Below is some material; set it all down exactly, apart from the pictures.

DATA PROVIDED
---+---
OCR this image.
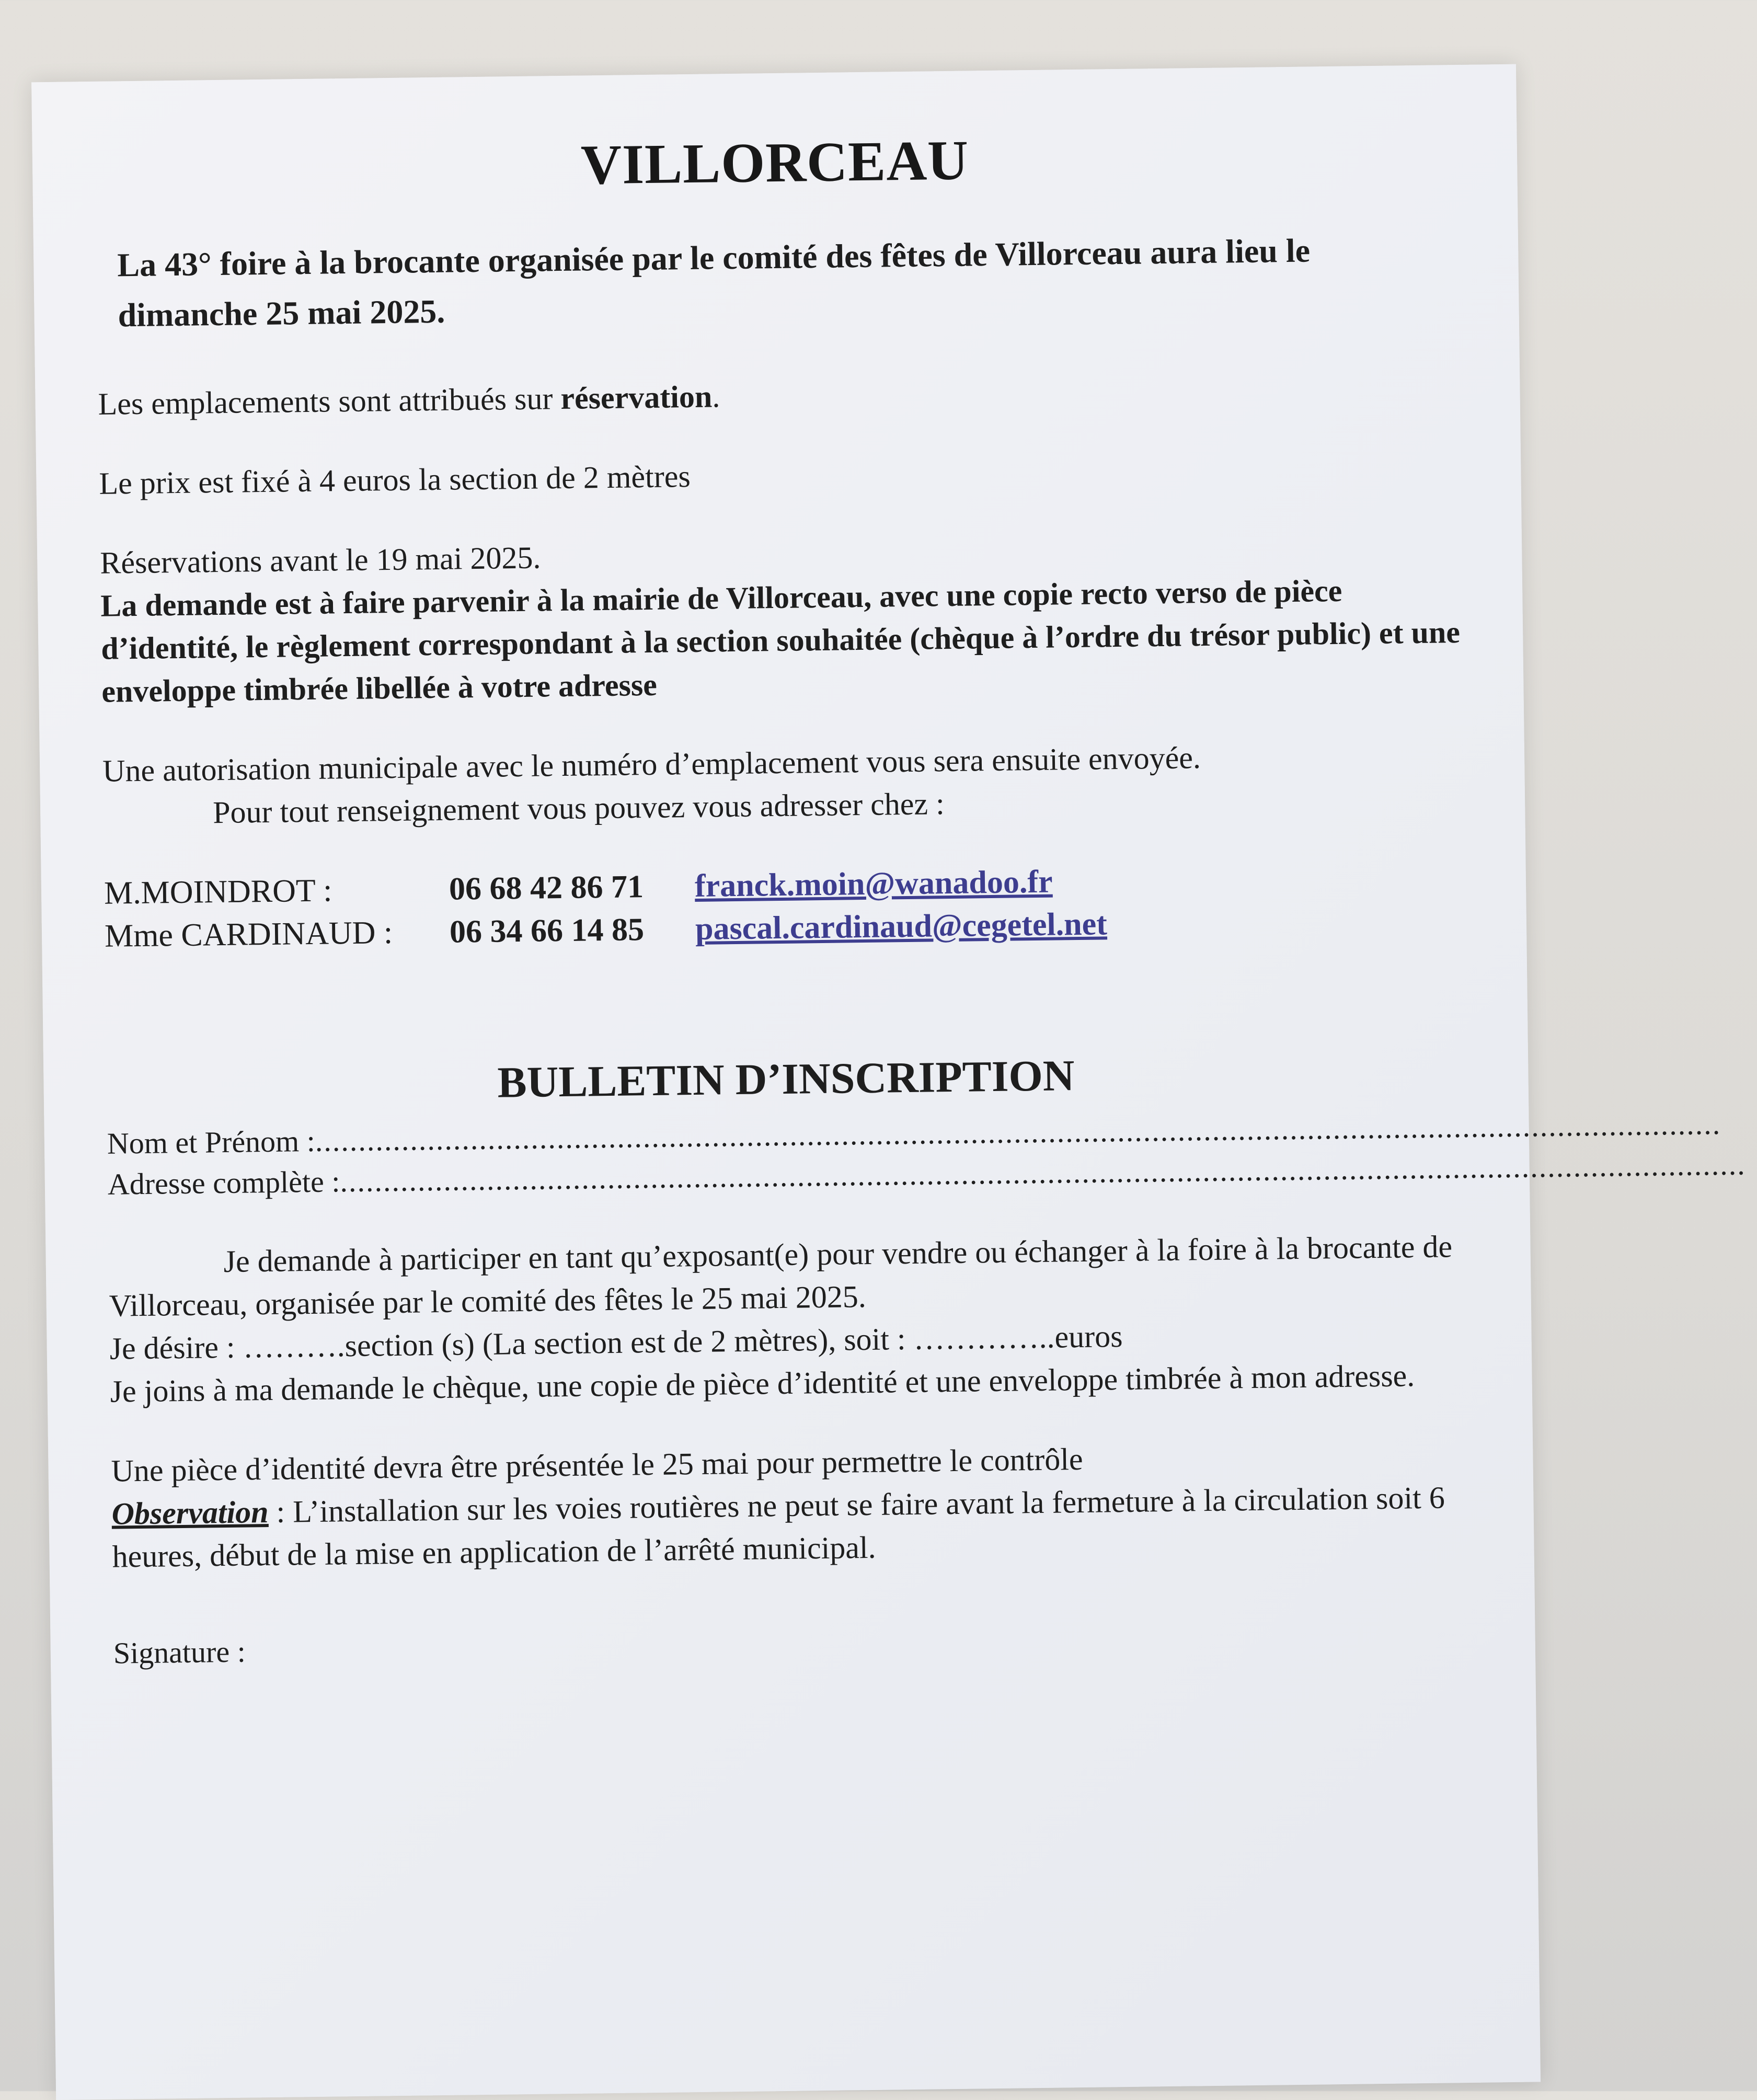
VILLORCEAU
La 43° foire à la brocante organisée par le comité des fêtes de Villorceau aura lieu le dimanche 25 mai 2025.

Les emplacements sont attribués sur réservation.

Le prix est fixé à 4 euros la section de 2 mètres

Réservations avant le 19 mai 2025.

La demande est à faire parvenir à la mairie de Villorceau, avec une copie recto verso de pièce d’identité, le règlement correspondant à la section souhaitée (chèque à l’ordre du trésor public) et une enveloppe timbrée libellée à votre adresse

Une autorisation municipale avec le numéro d’emplacement vous sera ensuite envoyée.

Pour tout renseignement vous pouvez vous adresser chez :

M.MOINDROT :	06 68 42 86 71 franck.moin@wanadoo.fr
Mme CARDINAUD : 06 34 66 14 85 pascal.cardinaud@cegetel.net
BULLETIN D’INSCRIPTION
Nom et Prénom :...................................................................................................................................................................
Adresse complète :...................................................................................................................................................................

Je demande à participer en tant qu’exposant(e) pour vendre ou échanger à la foire à la brocante de Villorceau, organisée par le comité des fêtes le 25 mai 2025.

Je désire : ……….section (s) (La section est de 2 mètres), soit : …………..euros

Je joins à ma demande le chèque, une copie de pièce d’identité et une enveloppe timbrée à mon adresse.

Une pièce d’identité devra être présentée le 25 mai pour permettre le contrôle

Observation : L’installation sur les voies routières ne peut se faire avant la fermeture à la circulation soit 6 heures, début de la mise en application de l’arrêté municipal.

Signature :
---+---
EXERCISE ANSWER
OCR this image.
VILLORCEAU
La 43° foire à la brocante organisée par le comité des fêtes de Villorceau aura lieu le dimanche 25 mai 2025.

Les emplacements sont attribués sur réservation.

Le prix est fixé à 4 euros la section de 2 mètres

Réservations avant le 19 mai 2025.

La demande est à faire parvenir à la mairie de Villorceau, avec une copie recto verso de pièce d’identité, le règlement correspondant à la section souhaitée (chèque à l’ordre du trésor public) et une enveloppe timbrée libellée à votre adresse

Une autorisation municipale avec le numéro d’emplacement vous sera ensuite envoyée.

Pour tout renseignement vous pouvez vous adresser chez :

M.MOINDROT :	06 68 42 86 71 franck.moin@wanadoo.fr
Mme CARDINAUD : 06 34 66 14 85 pascal.cardinaud@cegetel.net
BULLETIN D’INSCRIPTION
Nom et Prénom :...................................................................................................................................................................
Adresse complète :...................................................................................................................................................................

Je demande à participer en tant qu’exposant(e) pour vendre ou échanger à la foire à la brocante de Villorceau, organisée par le comité des fêtes le 25 mai 2025.

Je désire : ……….section (s) (La section est de 2 mètres), soit : …………..euros

Je joins à ma demande le chèque, une copie de pièce d’identité et une enveloppe timbrée à mon adresse.

Une pièce d’identité devra être présentée le 25 mai pour permettre le contrôle

Observation : L’installation sur les voies routières ne peut se faire avant la fermeture à la circulation soit 6 heures, début de la mise en application de l’arrêté municipal.

Signature :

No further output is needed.